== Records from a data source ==
◇ ◇ ◇ ◇ ◇
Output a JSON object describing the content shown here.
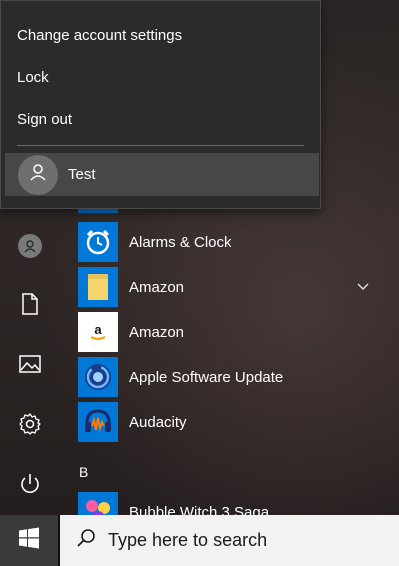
{
  "account_flyout": {
    "items": [
      {
        "label": "Change account settings"
      },
      {
        "label": "Lock"
      },
      {
        "label": "Sign out"
      }
    ],
    "user": {
      "name": "Test"
    }
  },
  "apps": [
    {
      "label": "Alarms & Clock",
      "icon": "alarm-clock-icon",
      "color": "#0078d7"
    },
    {
      "label": "Amazon",
      "icon": "folder-icon",
      "color": "#0078d7",
      "expandable": true
    },
    {
      "label": "Amazon",
      "icon": "amazon-icon",
      "color": "#ffffff"
    },
    {
      "label": "Apple Software Update",
      "icon": "apple-update-icon",
      "color": "#0078d7"
    },
    {
      "label": "Audacity",
      "icon": "audacity-icon",
      "color": "#0078d7"
    }
  ],
  "section_letter": "B",
  "partial_app": {
    "label": "Bubble Witch 3 Saga",
    "icon": "bubble-witch-icon",
    "color": "#0078d7"
  },
  "rail": [
    "user-icon",
    "document-icon",
    "pictures-icon",
    "settings-icon",
    "power-icon"
  ],
  "taskbar": {
    "search_placeholder": "Type here to search"
  },
  "colors": {
    "accent": "#0078d7",
    "flyout_bg": "#2b2b2b",
    "taskbar": "#101010"
  }
}
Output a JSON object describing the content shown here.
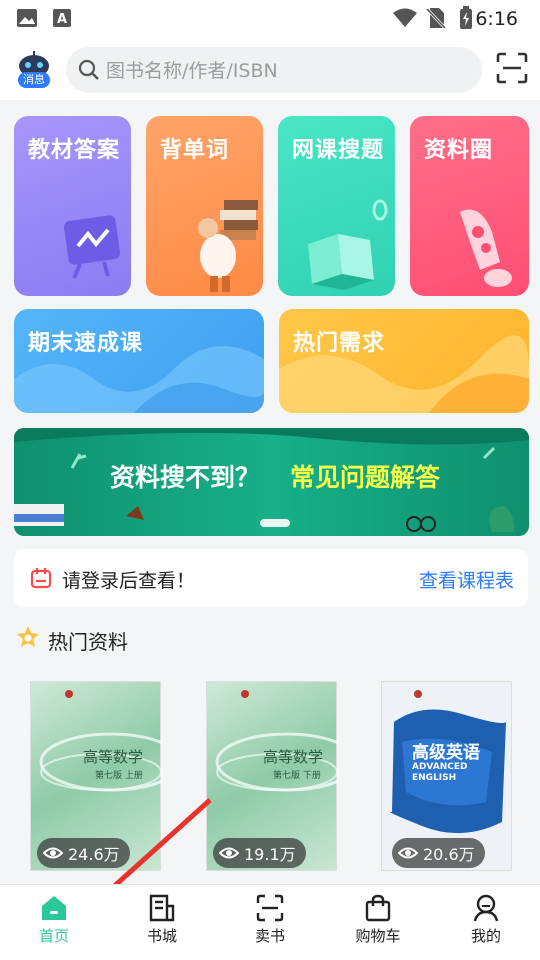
{
  "status_bar": {
    "time": "6:16"
  },
  "header": {
    "robot_badge": "消息",
    "search_placeholder": "图书名称/作者/ISBN"
  },
  "grid": [
    {
      "label": "教材答案",
      "color": "#9b8cf5"
    },
    {
      "label": "背单词",
      "color": "#ff9a55"
    },
    {
      "label": "网课搜题",
      "color": "#3fd9b8"
    },
    {
      "label": "资料圈",
      "color": "#ff5c7c"
    }
  ],
  "wide_cards": [
    {
      "label": "期末速成课",
      "color": "#4aa8f0"
    },
    {
      "label": "热门需求",
      "color": "#ffbf3a"
    }
  ],
  "banner": {
    "text_white": "资料搜不到？",
    "text_yellow": "常见问题解答"
  },
  "notice": {
    "text": "请登录后查看！",
    "link": "查看课程表"
  },
  "hot_section": {
    "title": "热门资料"
  },
  "books": [
    {
      "views": "24.6万",
      "title": "高等数学",
      "sub": "第七版 上册"
    },
    {
      "views": "19.1万",
      "title": "高等数学",
      "sub": "第七版 下册"
    },
    {
      "views": "20.6万",
      "title": "高级英语",
      "sub": "ADVANCED ENGLISH"
    }
  ],
  "tabs": [
    {
      "label": "首页",
      "active": true
    },
    {
      "label": "书城"
    },
    {
      "label": "卖书"
    },
    {
      "label": "购物车"
    },
    {
      "label": "我的"
    }
  ]
}
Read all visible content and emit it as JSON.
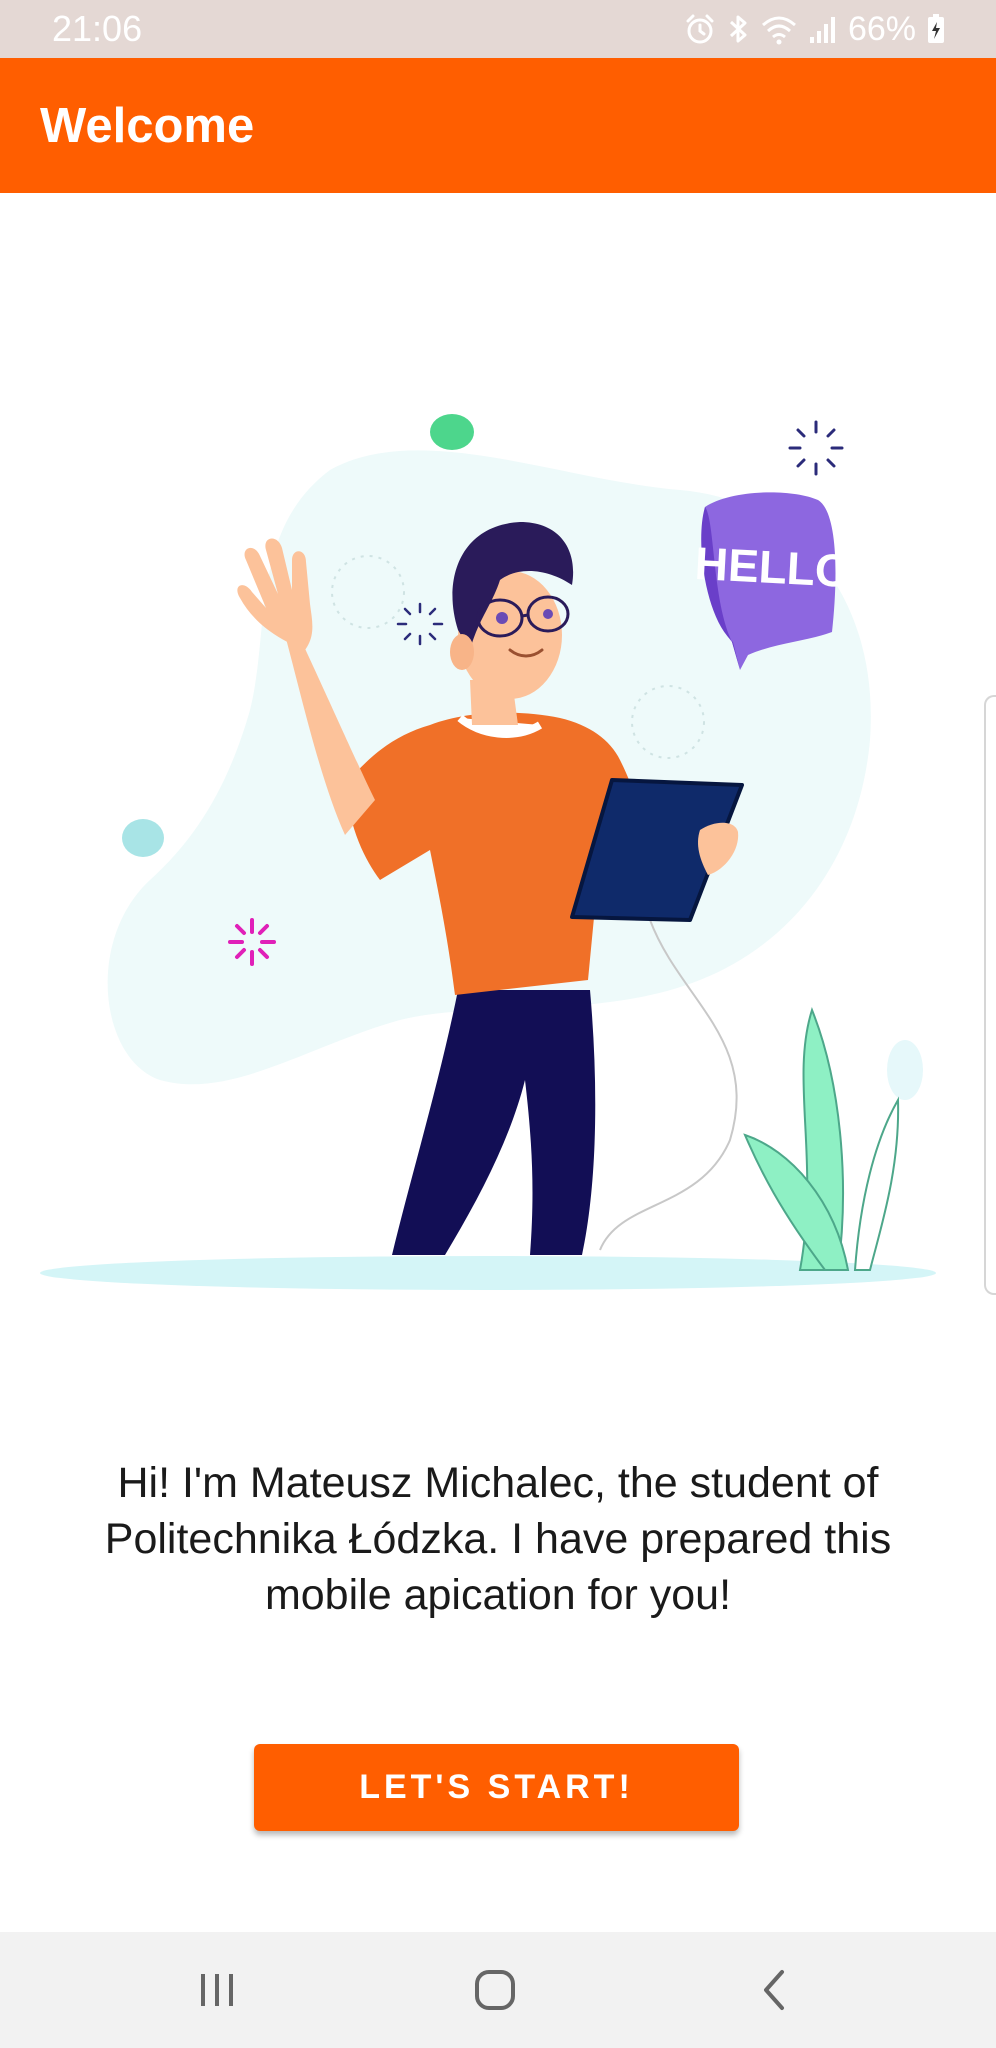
{
  "status_bar": {
    "time": "21:06",
    "battery": "66%",
    "icons": [
      "alarm-icon",
      "bluetooth-icon",
      "wifi-icon",
      "signal-icon",
      "battery-icon"
    ]
  },
  "app_bar": {
    "title": "Welcome"
  },
  "illustration": {
    "speech_bubble_text": "HELLO"
  },
  "main": {
    "message": "Hi! I'm Mateusz Michalec, the student of Politechnika Łódzka. I have prepared this mobile apication for you!",
    "start_button_label": "LET'S START!"
  },
  "nav_bar": {
    "icons": [
      "recent-apps-icon",
      "home-icon",
      "back-icon"
    ]
  },
  "colors": {
    "accent": "#ff5e00",
    "status_bar": "#e4d8d4",
    "nav_bar": "#f2f2f2"
  }
}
◇ ◇ ◇ ◇ ◇
== Required work ==
Return the full material word for word. Do not include the pictures.

== Exercise answer ==
Output a JSON object describing the content shown here.
{
  "account_flyout": {
    "items": [
      {
        "label": "Change account settings"
      },
      {
        "label": "Lock"
      },
      {
        "label": "Sign out"
      }
    ],
    "user": {
      "name": "Test"
    }
  },
  "apps": [
    {
      "label": "Alarms & Clock",
      "icon": "alarm-clock-icon",
      "color": "#0078d7"
    },
    {
      "label": "Amazon",
      "icon": "folder-icon",
      "color": "#0078d7",
      "expandable": true
    },
    {
      "label": "Amazon",
      "icon": "amazon-icon",
      "color": "#ffffff"
    },
    {
      "label": "Apple Software Update",
      "icon": "apple-update-icon",
      "color": "#0078d7"
    },
    {
      "label": "Audacity",
      "icon": "audacity-icon",
      "color": "#0078d7"
    }
  ],
  "section_letter": "B",
  "partial_app": {
    "label": "Bubble Witch 3 Saga",
    "icon": "bubble-witch-icon",
    "color": "#0078d7"
  },
  "rail": [
    "user-icon",
    "document-icon",
    "pictures-icon",
    "settings-icon",
    "power-icon"
  ],
  "taskbar": {
    "search_placeholder": "Type here to search"
  },
  "colors": {
    "accent": "#0078d7",
    "flyout_bg": "#2b2b2b",
    "taskbar": "#101010"
  }
}
Output a JSON object describing the content shown here.
{
  "status_bar": {
    "time": "6:16"
  },
  "header": {
    "robot_badge": "消息",
    "search_placeholder": "图书名称/作者/ISBN"
  },
  "grid": [
    {
      "label": "教材答案",
      "color": "#9b8cf5"
    },
    {
      "label": "背单词",
      "color": "#ff9a55"
    },
    {
      "label": "网课搜题",
      "color": "#3fd9b8"
    },
    {
      "label": "资料圈",
      "color": "#ff5c7c"
    }
  ],
  "wide_cards": [
    {
      "label": "期末速成课",
      "color": "#4aa8f0"
    },
    {
      "label": "热门需求",
      "color": "#ffbf3a"
    }
  ],
  "banner": {
    "text_white": "资料搜不到？",
    "text_yellow": "常见问题解答"
  },
  "notice": {
    "text": "请登录后查看！",
    "link": "查看课程表"
  },
  "hot_section": {
    "title": "热门资料"
  },
  "books": [
    {
      "views": "24.6万",
      "title": "高等数学",
      "sub": "第七版 上册"
    },
    {
      "views": "19.1万",
      "title": "高等数学",
      "sub": "第七版 下册"
    },
    {
      "views": "20.6万",
      "title": "高级英语",
      "sub": "ADVANCED ENGLISH"
    }
  ],
  "tabs": [
    {
      "label": "首页",
      "active": true
    },
    {
      "label": "书城"
    },
    {
      "label": "卖书"
    },
    {
      "label": "购物车"
    },
    {
      "label": "我的"
    }
  ]
}
Read all visible content and emit it as JSON.
{
  "status_bar": {
    "time": "21:06",
    "battery": "66%",
    "icons": [
      "alarm-icon",
      "bluetooth-icon",
      "wifi-icon",
      "signal-icon",
      "battery-icon"
    ]
  },
  "app_bar": {
    "title": "Welcome"
  },
  "illustration": {
    "speech_bubble_text": "HELLO"
  },
  "main": {
    "message": "Hi! I'm Mateusz Michalec, the student of Politechnika Łódzka. I have prepared this mobile apication for you!",
    "start_button_label": "LET'S START!"
  },
  "nav_bar": {
    "icons": [
      "recent-apps-icon",
      "home-icon",
      "back-icon"
    ]
  },
  "colors": {
    "accent": "#ff5e00",
    "status_bar": "#e4d8d4",
    "nav_bar": "#f2f2f2"
  }
}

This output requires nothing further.